WRITTEN INSTRUCTION: Pick out each line of the records in which the word "with" appears.

start DATA

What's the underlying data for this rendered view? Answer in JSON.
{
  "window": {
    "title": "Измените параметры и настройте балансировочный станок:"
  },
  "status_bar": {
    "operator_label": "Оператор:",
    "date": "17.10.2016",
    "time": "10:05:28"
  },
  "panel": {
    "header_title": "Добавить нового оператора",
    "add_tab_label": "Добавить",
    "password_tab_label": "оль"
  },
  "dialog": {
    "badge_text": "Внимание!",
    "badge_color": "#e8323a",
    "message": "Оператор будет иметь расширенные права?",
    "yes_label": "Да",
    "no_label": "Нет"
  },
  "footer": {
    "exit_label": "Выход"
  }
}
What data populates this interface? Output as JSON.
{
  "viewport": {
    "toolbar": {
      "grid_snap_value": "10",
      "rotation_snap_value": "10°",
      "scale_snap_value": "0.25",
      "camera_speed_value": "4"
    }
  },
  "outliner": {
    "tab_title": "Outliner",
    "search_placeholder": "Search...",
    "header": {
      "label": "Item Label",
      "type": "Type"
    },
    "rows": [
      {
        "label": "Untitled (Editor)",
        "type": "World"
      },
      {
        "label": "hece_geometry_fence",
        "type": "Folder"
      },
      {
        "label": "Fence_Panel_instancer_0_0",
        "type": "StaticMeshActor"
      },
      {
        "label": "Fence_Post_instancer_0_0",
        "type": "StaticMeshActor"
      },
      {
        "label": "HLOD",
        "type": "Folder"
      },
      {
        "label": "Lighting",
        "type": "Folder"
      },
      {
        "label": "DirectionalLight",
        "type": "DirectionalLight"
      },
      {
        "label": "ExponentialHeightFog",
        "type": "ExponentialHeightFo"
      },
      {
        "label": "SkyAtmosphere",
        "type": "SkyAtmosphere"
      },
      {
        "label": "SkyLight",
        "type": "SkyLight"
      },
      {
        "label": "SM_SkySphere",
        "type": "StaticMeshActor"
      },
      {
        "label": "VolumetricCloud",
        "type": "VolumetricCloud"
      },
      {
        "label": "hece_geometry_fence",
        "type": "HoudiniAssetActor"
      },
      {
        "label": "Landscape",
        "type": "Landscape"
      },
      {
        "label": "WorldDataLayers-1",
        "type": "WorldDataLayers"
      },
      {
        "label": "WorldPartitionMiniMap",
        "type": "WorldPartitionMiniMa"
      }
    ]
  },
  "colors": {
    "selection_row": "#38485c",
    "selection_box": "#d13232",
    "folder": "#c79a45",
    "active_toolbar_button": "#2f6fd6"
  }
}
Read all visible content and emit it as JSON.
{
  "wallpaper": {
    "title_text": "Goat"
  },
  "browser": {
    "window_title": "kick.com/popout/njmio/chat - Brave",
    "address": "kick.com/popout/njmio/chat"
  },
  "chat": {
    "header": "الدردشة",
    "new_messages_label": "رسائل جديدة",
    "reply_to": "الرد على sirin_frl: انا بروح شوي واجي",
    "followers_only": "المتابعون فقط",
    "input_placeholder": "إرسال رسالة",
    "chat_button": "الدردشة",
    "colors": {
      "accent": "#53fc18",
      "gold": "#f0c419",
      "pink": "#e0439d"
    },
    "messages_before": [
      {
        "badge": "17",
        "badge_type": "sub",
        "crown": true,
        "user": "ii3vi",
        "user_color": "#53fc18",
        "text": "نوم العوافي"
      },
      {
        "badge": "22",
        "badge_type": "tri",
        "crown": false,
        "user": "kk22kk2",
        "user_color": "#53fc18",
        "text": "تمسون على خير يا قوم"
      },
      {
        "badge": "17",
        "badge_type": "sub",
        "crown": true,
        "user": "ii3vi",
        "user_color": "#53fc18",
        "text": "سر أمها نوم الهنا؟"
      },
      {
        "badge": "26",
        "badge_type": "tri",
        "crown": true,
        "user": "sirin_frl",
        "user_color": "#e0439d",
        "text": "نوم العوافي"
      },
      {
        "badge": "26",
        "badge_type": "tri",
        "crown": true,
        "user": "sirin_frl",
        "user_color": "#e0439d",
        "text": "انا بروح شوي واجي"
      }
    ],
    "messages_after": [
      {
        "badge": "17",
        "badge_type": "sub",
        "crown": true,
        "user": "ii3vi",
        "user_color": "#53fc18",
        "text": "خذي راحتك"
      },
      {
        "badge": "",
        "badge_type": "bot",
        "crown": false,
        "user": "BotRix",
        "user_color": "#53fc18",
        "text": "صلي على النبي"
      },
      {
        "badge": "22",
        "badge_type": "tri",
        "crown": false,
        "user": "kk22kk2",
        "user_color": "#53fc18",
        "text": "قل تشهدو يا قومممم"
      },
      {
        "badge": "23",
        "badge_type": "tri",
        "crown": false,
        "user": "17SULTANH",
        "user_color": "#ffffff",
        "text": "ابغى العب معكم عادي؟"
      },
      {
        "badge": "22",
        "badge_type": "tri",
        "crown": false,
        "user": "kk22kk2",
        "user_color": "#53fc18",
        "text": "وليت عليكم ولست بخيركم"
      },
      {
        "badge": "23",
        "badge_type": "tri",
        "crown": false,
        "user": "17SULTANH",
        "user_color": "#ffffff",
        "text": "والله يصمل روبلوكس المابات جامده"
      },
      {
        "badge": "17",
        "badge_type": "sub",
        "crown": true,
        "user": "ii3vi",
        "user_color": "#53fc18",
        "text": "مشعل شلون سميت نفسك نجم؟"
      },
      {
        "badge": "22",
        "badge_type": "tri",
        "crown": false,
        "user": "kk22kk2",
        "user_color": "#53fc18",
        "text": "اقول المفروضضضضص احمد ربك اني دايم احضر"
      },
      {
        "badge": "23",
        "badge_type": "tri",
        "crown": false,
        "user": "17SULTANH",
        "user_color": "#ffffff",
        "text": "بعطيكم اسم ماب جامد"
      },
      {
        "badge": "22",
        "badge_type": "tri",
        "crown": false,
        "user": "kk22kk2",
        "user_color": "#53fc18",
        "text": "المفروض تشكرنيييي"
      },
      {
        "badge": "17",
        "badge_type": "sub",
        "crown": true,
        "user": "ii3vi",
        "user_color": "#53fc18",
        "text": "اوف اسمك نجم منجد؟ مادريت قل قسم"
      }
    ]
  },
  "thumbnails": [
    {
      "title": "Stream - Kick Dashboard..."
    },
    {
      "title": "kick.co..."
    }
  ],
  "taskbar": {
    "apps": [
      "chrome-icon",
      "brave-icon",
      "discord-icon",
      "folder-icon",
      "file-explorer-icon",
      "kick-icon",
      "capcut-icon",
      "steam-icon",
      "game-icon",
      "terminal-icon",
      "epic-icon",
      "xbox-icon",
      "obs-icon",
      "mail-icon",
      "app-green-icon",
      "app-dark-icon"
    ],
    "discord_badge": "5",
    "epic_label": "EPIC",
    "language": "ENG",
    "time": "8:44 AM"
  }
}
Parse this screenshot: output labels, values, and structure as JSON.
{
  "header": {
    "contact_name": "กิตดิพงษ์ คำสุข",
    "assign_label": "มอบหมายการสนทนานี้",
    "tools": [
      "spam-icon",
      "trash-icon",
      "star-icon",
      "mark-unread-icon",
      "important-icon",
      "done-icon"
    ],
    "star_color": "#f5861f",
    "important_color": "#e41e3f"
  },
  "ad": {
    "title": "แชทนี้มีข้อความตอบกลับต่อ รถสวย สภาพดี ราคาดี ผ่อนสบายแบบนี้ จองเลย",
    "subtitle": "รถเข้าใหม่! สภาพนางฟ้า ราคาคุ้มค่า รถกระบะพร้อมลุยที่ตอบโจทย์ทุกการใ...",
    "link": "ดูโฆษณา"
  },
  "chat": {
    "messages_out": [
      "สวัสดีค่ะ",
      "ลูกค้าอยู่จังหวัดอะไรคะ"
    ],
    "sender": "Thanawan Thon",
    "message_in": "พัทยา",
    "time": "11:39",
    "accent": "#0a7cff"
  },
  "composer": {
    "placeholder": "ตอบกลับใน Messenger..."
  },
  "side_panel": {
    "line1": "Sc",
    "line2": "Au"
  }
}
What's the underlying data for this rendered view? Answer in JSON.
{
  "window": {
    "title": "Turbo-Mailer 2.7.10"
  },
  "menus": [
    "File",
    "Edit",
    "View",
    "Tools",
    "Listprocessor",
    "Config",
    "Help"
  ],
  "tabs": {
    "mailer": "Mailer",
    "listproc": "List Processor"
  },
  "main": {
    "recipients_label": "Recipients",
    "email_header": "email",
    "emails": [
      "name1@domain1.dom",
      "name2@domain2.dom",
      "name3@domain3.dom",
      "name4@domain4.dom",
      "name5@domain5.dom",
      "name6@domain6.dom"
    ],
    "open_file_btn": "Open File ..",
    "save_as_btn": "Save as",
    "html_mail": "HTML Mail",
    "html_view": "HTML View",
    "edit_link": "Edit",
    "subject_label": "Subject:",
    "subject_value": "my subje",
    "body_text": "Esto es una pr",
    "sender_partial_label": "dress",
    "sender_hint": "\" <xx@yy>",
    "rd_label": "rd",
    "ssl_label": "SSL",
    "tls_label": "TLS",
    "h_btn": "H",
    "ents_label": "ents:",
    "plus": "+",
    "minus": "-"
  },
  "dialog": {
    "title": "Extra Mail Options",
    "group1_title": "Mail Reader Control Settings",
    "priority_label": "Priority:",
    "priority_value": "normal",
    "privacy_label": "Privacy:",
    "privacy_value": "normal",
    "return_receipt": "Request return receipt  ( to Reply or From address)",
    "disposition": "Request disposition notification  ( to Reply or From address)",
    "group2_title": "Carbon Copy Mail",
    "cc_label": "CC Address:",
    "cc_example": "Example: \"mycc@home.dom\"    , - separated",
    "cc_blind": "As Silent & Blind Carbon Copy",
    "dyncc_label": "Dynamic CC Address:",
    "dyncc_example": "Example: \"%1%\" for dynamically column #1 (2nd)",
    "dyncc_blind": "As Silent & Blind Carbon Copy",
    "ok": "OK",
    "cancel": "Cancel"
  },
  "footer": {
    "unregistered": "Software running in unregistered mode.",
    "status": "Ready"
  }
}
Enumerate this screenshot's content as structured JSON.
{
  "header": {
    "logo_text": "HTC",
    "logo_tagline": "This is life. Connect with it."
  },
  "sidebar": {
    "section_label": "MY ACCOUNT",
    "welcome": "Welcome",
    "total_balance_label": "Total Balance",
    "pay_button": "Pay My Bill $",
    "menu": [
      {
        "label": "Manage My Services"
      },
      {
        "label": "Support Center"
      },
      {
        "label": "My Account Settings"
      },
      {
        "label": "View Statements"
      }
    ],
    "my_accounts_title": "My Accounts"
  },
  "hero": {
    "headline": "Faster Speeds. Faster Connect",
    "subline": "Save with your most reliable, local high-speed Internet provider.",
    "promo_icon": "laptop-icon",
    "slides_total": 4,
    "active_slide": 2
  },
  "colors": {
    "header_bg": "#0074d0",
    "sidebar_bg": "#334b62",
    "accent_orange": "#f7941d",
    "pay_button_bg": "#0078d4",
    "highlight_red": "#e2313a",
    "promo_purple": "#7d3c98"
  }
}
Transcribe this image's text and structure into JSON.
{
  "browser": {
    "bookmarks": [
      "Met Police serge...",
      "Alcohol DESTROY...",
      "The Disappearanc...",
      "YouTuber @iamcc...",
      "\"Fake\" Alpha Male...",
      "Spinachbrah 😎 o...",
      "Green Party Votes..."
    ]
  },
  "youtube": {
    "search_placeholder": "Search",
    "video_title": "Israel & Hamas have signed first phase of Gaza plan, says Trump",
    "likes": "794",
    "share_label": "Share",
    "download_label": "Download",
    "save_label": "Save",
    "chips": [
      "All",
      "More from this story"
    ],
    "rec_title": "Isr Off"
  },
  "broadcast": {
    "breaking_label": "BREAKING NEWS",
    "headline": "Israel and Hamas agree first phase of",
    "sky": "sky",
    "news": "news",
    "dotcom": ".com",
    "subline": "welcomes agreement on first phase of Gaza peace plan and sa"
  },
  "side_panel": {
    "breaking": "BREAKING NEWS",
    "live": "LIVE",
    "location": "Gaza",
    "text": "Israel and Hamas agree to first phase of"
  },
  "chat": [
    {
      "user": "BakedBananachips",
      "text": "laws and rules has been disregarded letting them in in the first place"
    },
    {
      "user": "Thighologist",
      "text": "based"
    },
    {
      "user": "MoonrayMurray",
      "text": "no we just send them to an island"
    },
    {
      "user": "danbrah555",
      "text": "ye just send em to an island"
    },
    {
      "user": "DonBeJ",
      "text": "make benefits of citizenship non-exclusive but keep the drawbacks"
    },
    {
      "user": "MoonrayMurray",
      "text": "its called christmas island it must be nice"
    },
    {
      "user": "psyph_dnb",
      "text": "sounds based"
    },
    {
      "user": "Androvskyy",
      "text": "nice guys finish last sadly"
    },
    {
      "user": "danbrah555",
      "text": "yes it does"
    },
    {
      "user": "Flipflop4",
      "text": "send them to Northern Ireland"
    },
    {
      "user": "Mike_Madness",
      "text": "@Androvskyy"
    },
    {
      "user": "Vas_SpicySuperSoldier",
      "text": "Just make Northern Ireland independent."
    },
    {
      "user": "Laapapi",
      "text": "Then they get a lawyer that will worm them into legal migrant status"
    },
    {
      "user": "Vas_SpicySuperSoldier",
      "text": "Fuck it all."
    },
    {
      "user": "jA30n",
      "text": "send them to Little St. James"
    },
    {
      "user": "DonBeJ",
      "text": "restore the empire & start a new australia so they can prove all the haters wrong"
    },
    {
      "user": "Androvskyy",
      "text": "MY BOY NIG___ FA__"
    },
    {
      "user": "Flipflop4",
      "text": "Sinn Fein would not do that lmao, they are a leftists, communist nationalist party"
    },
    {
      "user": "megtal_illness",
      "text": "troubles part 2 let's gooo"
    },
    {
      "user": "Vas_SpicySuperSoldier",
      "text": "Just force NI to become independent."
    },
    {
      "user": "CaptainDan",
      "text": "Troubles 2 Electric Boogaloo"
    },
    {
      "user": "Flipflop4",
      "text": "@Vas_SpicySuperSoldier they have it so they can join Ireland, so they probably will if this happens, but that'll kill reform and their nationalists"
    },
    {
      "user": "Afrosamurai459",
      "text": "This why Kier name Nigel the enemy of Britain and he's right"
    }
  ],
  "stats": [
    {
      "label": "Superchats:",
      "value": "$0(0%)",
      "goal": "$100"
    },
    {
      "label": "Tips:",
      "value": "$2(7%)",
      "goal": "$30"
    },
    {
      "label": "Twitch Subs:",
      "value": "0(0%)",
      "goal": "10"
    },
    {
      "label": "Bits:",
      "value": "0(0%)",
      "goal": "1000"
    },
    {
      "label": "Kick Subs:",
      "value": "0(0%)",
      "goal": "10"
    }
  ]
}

end DATA

TASK ANSWER:
    "logo_tagline": "This is life. Connect with it."
    "subline": "Save with your most reliable, local high-speed Internet provider.",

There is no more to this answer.